*OBJECTIVE*. Leaving the pictures aside, transcribe every line below exactly.
============================================================
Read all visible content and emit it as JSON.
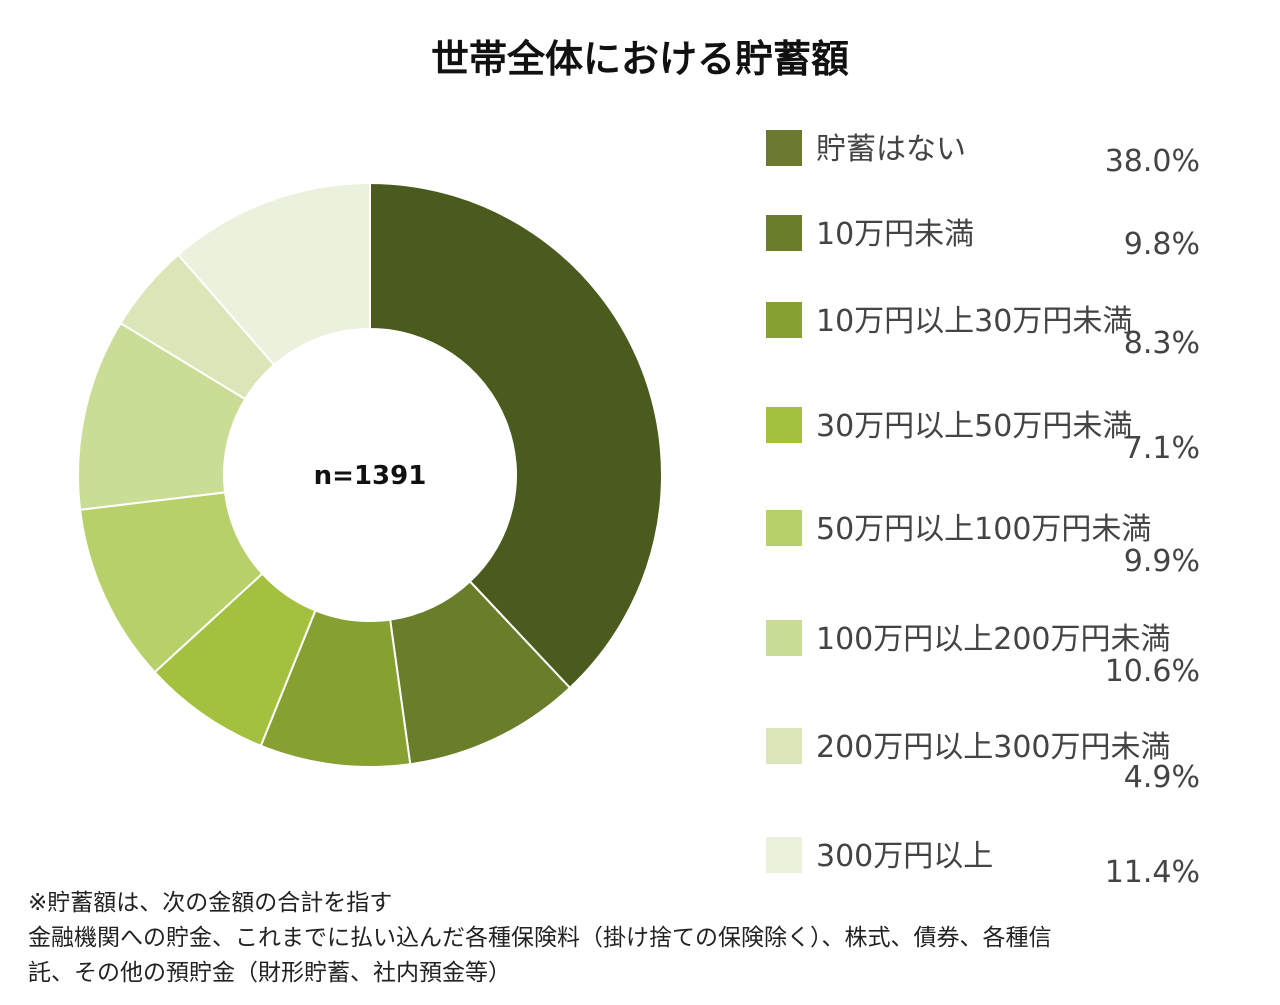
{
  "chart_data": {
    "type": "pie",
    "variant": "donut",
    "title": "世帯全体における貯蓄額",
    "center_label": "n=1391",
    "categories": [
      "貯蓄はない",
      "10万円未満",
      "10万円以上30万円未満",
      "30万円以上50万円未満",
      "50万円以上100万円未満",
      "100万円以上200万円未満",
      "200万円以上300万円未満",
      "300万円以上"
    ],
    "values": [
      38.0,
      9.8,
      8.3,
      7.1,
      9.9,
      10.6,
      4.9,
      11.4
    ],
    "value_labels": [
      "38.0%",
      "9.8%",
      "8.3%",
      "7.1%",
      "9.9%",
      "10.6%",
      "4.9%",
      "11.4%"
    ],
    "colors": [
      "#4b5a1d",
      "#6a7d2a",
      "#87a032",
      "#a3c13e",
      "#b8d06a",
      "#cadd96",
      "#dae6b8",
      "#ebf1dd"
    ],
    "legend_colors": [
      "#6b7a2e",
      "#6a7d2a",
      "#87a032",
      "#a3c13e",
      "#b8d06a",
      "#cadd96",
      "#dae6b8",
      "#ebf1dd"
    ],
    "legend": "right",
    "start": "top",
    "direction": "clockwise"
  },
  "note": {
    "lines": [
      "※貯蓄額は、次の金額の合計を指す",
      "金融機関への貯金、これまでに払い込んだ各種保険料（掛け捨ての保険除く）、株式、債券、各種信",
      "託、その他の預貯金（財形貯蓄、社内預金等）"
    ]
  }
}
============================================================
*EXERCISE ANSWER*.
Read all visible content and emit it as JSON.
{
  "chart_data": {
    "type": "pie",
    "variant": "donut",
    "title": "世帯全体における貯蓄額",
    "center_label": "n=1391",
    "categories": [
      "貯蓄はない",
      "10万円未満",
      "10万円以上30万円未満",
      "30万円以上50万円未満",
      "50万円以上100万円未満",
      "100万円以上200万円未満",
      "200万円以上300万円未満",
      "300万円以上"
    ],
    "values": [
      38.0,
      9.8,
      8.3,
      7.1,
      9.9,
      10.6,
      4.9,
      11.4
    ],
    "value_labels": [
      "38.0%",
      "9.8%",
      "8.3%",
      "7.1%",
      "9.9%",
      "10.6%",
      "4.9%",
      "11.4%"
    ],
    "colors": [
      "#4b5a1d",
      "#6a7d2a",
      "#87a032",
      "#a3c13e",
      "#b8d06a",
      "#cadd96",
      "#dae6b8",
      "#ebf1dd"
    ],
    "legend_colors": [
      "#6b7a2e",
      "#6a7d2a",
      "#87a032",
      "#a3c13e",
      "#b8d06a",
      "#cadd96",
      "#dae6b8",
      "#ebf1dd"
    ],
    "legend": "right",
    "start": "top",
    "direction": "clockwise"
  },
  "note": {
    "lines": [
      "※貯蓄額は、次の金額の合計を指す",
      "金融機関への貯金、これまでに払い込んだ各種保険料（掛け捨ての保険除く）、株式、債券、各種信",
      "託、その他の預貯金（財形貯蓄、社内預金等）"
    ]
  }
}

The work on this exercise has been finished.